──────── Materials provided

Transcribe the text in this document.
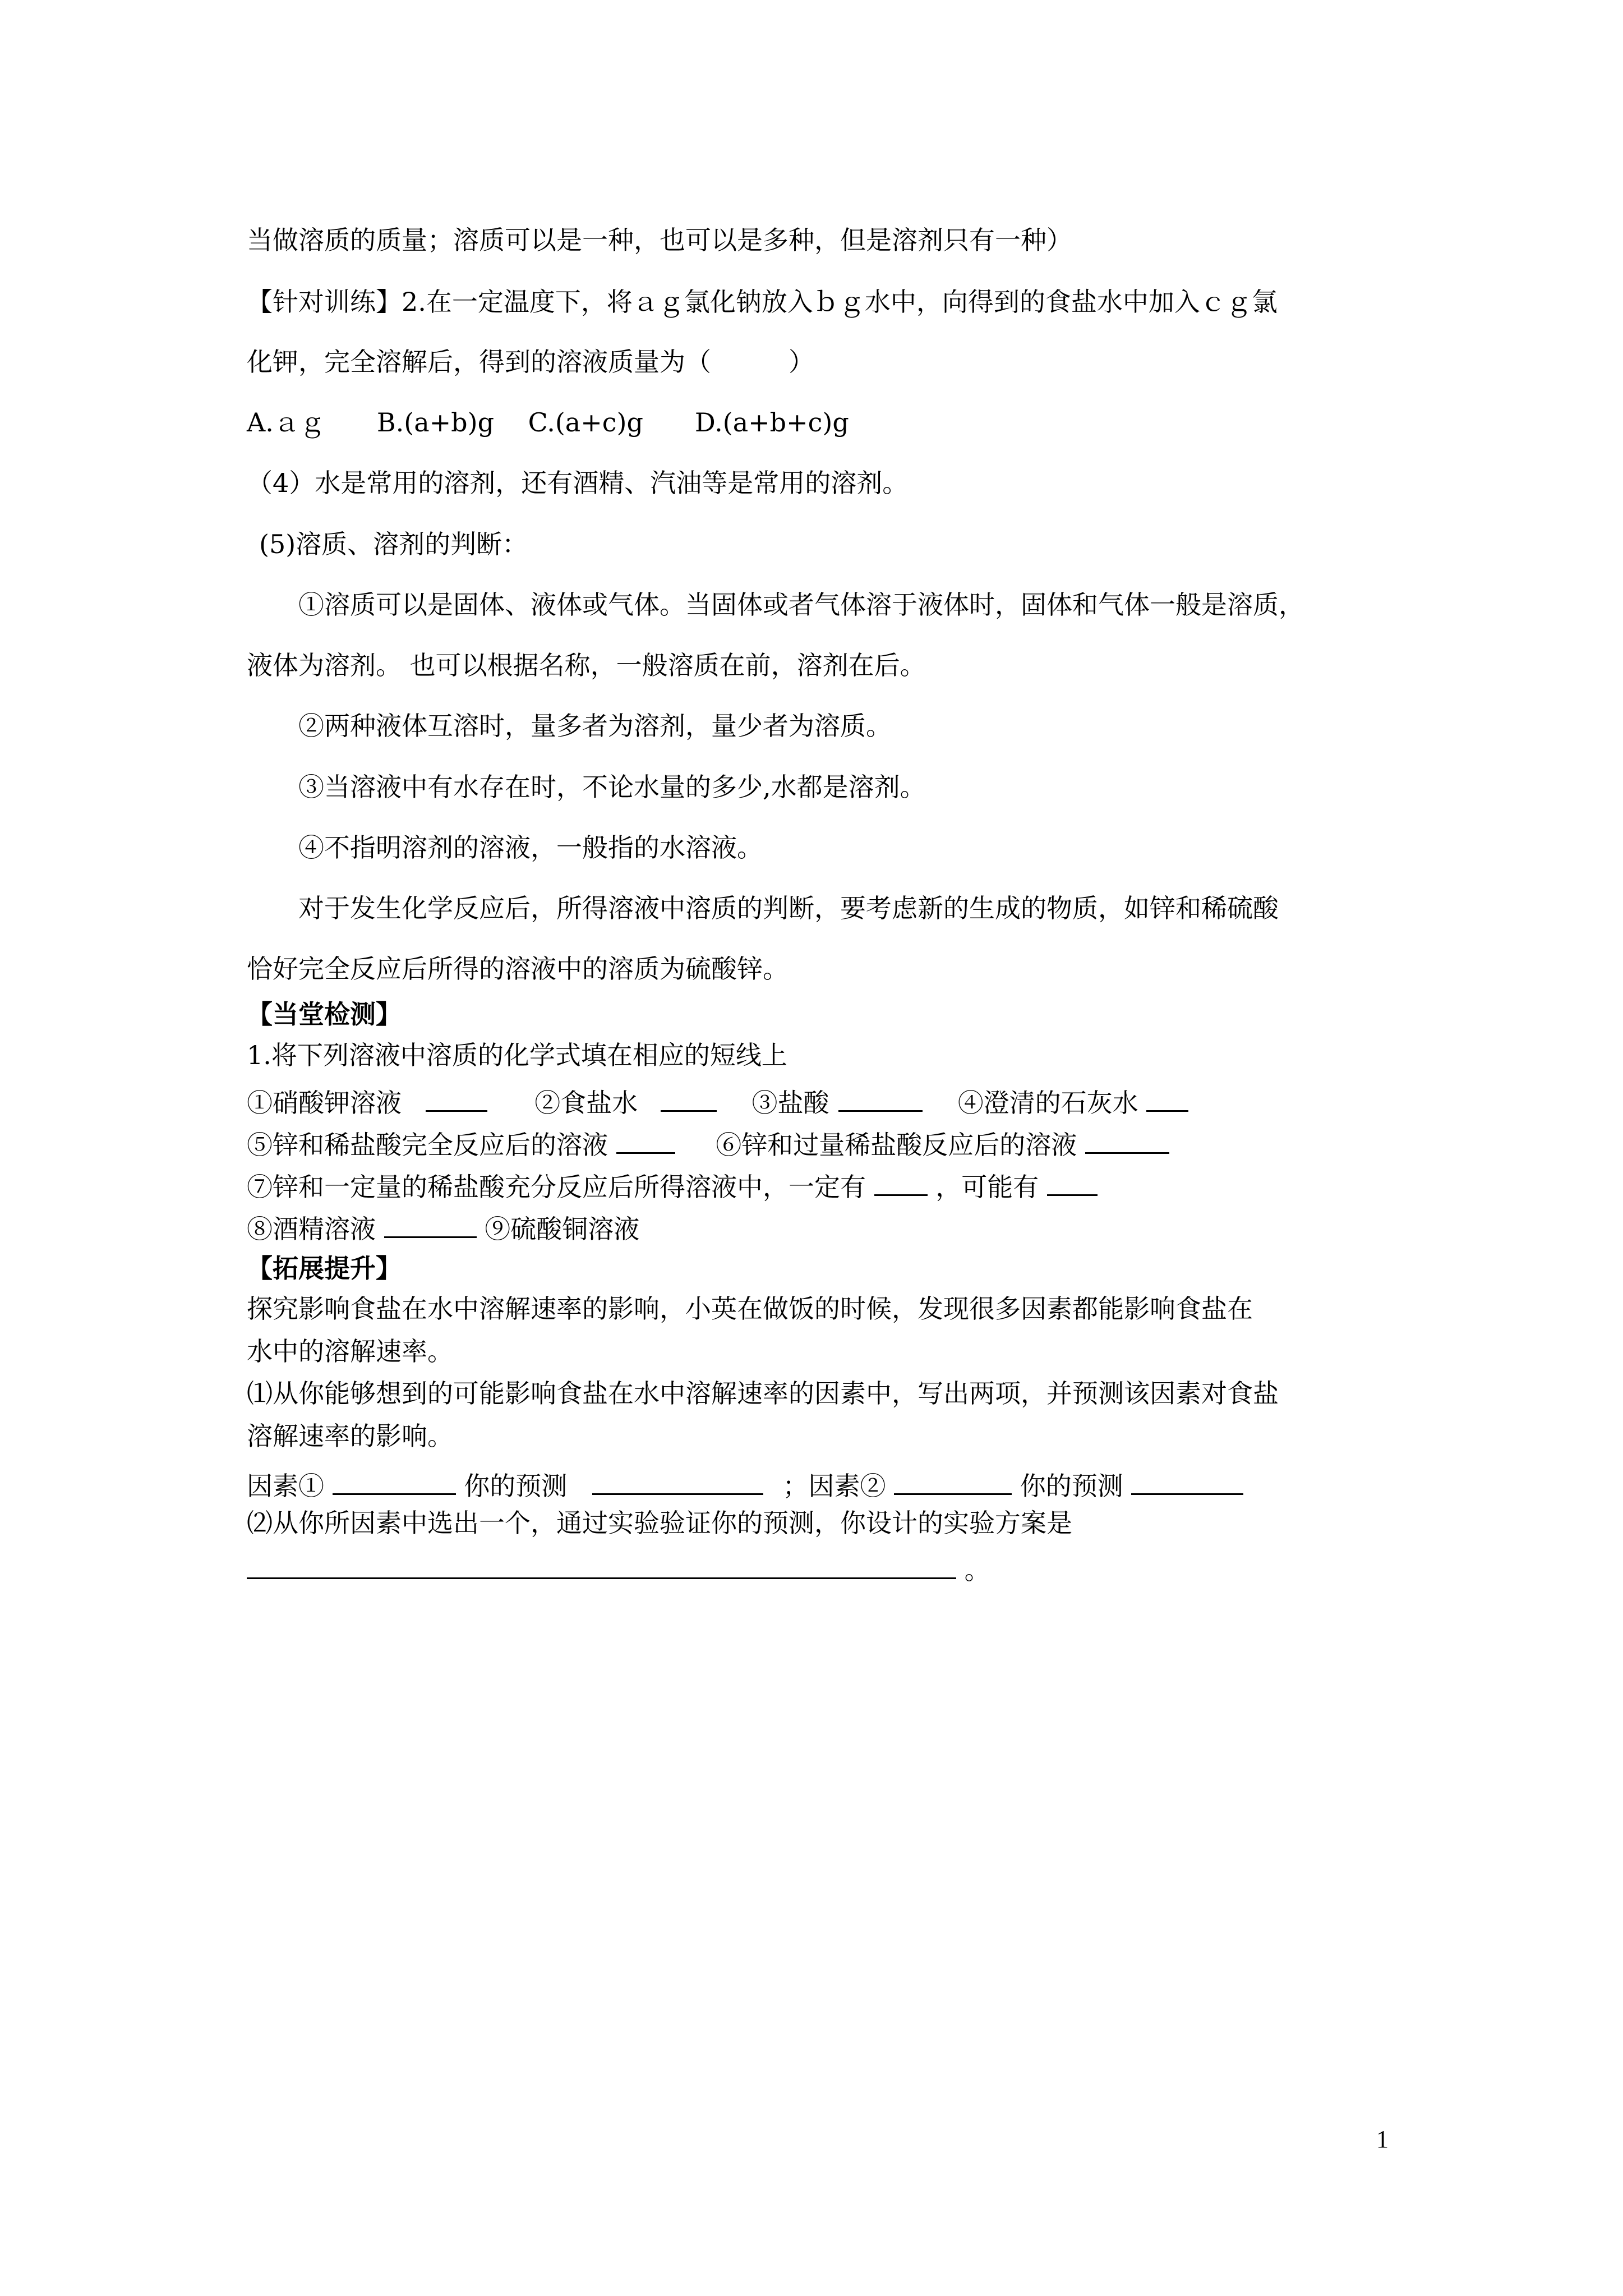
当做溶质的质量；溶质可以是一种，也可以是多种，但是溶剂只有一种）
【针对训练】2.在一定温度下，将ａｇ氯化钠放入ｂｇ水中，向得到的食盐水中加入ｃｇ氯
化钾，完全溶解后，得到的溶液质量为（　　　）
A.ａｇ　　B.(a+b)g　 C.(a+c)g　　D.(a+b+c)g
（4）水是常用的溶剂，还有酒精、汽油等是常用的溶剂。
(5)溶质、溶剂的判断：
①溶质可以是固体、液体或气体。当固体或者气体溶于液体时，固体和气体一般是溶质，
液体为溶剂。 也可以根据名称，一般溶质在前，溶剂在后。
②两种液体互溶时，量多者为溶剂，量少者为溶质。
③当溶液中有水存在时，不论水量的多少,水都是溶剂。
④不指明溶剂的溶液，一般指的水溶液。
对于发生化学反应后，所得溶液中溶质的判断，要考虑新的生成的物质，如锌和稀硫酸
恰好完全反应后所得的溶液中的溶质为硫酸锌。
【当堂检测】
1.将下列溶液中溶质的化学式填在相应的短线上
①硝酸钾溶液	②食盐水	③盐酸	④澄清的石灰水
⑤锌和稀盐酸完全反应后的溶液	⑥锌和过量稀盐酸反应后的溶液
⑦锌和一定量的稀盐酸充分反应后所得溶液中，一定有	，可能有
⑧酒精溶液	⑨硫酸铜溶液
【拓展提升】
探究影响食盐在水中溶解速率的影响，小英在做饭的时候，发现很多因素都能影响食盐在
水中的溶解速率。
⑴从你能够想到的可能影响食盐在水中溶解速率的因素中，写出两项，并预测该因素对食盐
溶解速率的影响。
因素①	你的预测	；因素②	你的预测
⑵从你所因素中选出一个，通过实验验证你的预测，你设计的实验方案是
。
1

────────────────

- [Given instruction]: The material above must be printed exactly, with its pictures left out.

- [Output for this exercise]:
Transcribe the text in this document.
当做溶质的质量；溶质可以是一种，也可以是多种，但是溶剂只有一种）
【针对训练】2.在一定温度下，将ａｇ氯化钠放入ｂｇ水中，向得到的食盐水中加入ｃｇ氯
化钾，完全溶解后，得到的溶液质量为（　　　）
A.ａｇ　　B.(a+b)g　 C.(a+c)g　　D.(a+b+c)g
（4）水是常用的溶剂，还有酒精、汽油等是常用的溶剂。
(5)溶质、溶剂的判断：
①溶质可以是固体、液体或气体。当固体或者气体溶于液体时，固体和气体一般是溶质，
液体为溶剂。 也可以根据名称，一般溶质在前，溶剂在后。
②两种液体互溶时，量多者为溶剂，量少者为溶质。
③当溶液中有水存在时，不论水量的多少,水都是溶剂。
④不指明溶剂的溶液，一般指的水溶液。
对于发生化学反应后，所得溶液中溶质的判断，要考虑新的生成的物质，如锌和稀硫酸
恰好完全反应后所得的溶液中的溶质为硫酸锌。
【当堂检测】
1.将下列溶液中溶质的化学式填在相应的短线上
①硝酸钾溶液	②食盐水	③盐酸	④澄清的石灰水
⑤锌和稀盐酸完全反应后的溶液	⑥锌和过量稀盐酸反应后的溶液
⑦锌和一定量的稀盐酸充分反应后所得溶液中，一定有	，可能有
⑧酒精溶液	⑨硫酸铜溶液
【拓展提升】
探究影响食盐在水中溶解速率的影响，小英在做饭的时候，发现很多因素都能影响食盐在
水中的溶解速率。
⑴从你能够想到的可能影响食盐在水中溶解速率的因素中，写出两项，并预测该因素对食盐
溶解速率的影响。
因素①	你的预测	；因素②	你的预测
⑵从你所因素中选出一个，通过实验验证你的预测，你设计的实验方案是
。
1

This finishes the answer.